## Prompt
Count every line in the entries that follow where the word "cumulative" appears, then state only the total.

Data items
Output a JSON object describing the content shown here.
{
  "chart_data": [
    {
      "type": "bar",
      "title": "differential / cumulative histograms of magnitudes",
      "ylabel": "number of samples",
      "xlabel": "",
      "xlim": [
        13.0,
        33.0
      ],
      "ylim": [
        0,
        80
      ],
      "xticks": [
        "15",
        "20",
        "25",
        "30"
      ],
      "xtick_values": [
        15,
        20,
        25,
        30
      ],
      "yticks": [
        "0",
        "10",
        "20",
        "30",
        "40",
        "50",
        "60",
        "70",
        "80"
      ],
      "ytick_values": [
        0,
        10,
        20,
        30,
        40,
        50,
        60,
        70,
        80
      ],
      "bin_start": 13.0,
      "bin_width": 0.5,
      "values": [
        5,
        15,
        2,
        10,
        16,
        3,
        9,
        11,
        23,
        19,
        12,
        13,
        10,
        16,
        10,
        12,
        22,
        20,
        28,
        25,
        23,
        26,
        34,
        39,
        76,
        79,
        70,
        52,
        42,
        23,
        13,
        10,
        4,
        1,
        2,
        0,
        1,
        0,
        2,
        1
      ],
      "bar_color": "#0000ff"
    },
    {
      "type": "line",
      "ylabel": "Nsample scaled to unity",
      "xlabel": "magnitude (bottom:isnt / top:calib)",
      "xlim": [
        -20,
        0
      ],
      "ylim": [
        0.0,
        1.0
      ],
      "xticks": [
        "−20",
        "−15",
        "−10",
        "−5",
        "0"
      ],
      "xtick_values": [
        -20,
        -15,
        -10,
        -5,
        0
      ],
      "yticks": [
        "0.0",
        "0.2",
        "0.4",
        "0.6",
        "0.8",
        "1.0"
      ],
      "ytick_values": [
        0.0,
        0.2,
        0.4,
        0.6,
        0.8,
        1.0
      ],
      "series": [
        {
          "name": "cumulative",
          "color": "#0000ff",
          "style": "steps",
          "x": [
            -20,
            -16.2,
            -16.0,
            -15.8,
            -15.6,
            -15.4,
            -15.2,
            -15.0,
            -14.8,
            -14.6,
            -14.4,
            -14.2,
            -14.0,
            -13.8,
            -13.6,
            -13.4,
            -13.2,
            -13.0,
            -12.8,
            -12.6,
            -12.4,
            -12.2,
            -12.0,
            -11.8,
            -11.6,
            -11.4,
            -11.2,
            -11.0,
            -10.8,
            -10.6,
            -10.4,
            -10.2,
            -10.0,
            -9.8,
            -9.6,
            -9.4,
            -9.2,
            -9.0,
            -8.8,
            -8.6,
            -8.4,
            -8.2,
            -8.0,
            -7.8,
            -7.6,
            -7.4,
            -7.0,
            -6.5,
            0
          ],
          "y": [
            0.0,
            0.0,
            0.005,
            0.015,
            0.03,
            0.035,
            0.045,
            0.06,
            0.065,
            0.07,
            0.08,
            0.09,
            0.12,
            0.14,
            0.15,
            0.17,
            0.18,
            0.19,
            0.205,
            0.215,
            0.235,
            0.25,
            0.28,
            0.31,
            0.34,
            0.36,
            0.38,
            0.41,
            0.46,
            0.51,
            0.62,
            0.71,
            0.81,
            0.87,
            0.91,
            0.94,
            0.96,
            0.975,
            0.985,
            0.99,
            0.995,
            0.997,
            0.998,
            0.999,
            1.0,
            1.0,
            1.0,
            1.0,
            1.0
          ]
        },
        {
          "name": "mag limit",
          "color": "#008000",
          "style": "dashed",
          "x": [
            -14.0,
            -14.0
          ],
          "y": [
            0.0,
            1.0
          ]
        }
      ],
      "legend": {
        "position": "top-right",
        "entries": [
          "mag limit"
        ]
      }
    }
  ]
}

## Written answer
2